PROBLEM TO WORK ON »
What you return should match every record exactly, with the images removed.

RECORDS SHOWN »

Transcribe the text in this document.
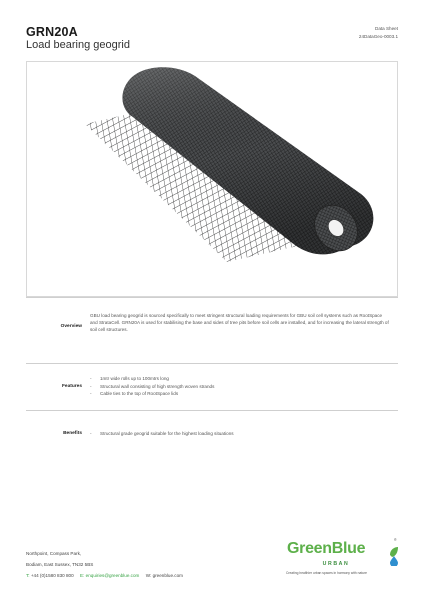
GRN20A
Load bearing geogrid
Data Sheet
24DataGeo-0003.1
Overview
GBU load bearing geogrid is sourced specifically to meet stringent structural loading requirements for GBU soil cell systems such as RootSpace and StrataCell. GRN20A is used for stabilising the base and sides of tree pits before soil cells are installed, and for increasing the lateral strength of soil cell structures.
Features
- 1mtr wide rolls up to 100mtrs long
- Structural wall consisting of high strength woven strands
- Cable ties to the top of RootSpace lids
Benefits
-	Structural grade geogrid suitable for the highest loading situations
Northpoint, Compass Park,
Bodiam, East Sussex, TN32 5BS
T: +44 (0)1580 830 800 E: enquiries@greenblue.com W: greenblue.com
GreenBlue
URBAN
Creating healthier urban spaces in harmony with nature
®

SOLUTION TO THIS TASK »
Transcribe the text in this document.
GRN20A
Load bearing geogrid
Data Sheet
24DataGeo-0003.1
Overview
GBU load bearing geogrid is sourced specifically to meet stringent structural loading requirements for GBU soil cell systems such as RootSpace and StrataCell. GRN20A is used for stabilising the base and sides of tree pits before soil cells are installed, and for increasing the lateral strength of soil cell structures.
Features
- 1mtr wide rolls up to 100mtrs long
- Structural wall consisting of high strength woven strands
- Cable ties to the top of RootSpace lids
Benefits
-	Structural grade geogrid suitable for the highest loading situations
Northpoint, Compass Park,
Bodiam, East Sussex, TN32 5BS
T: +44 (0)1580 830 800 E: enquiries@greenblue.com W: greenblue.com
GreenBlue
URBAN
Creating healthier urban spaces in harmony with nature
®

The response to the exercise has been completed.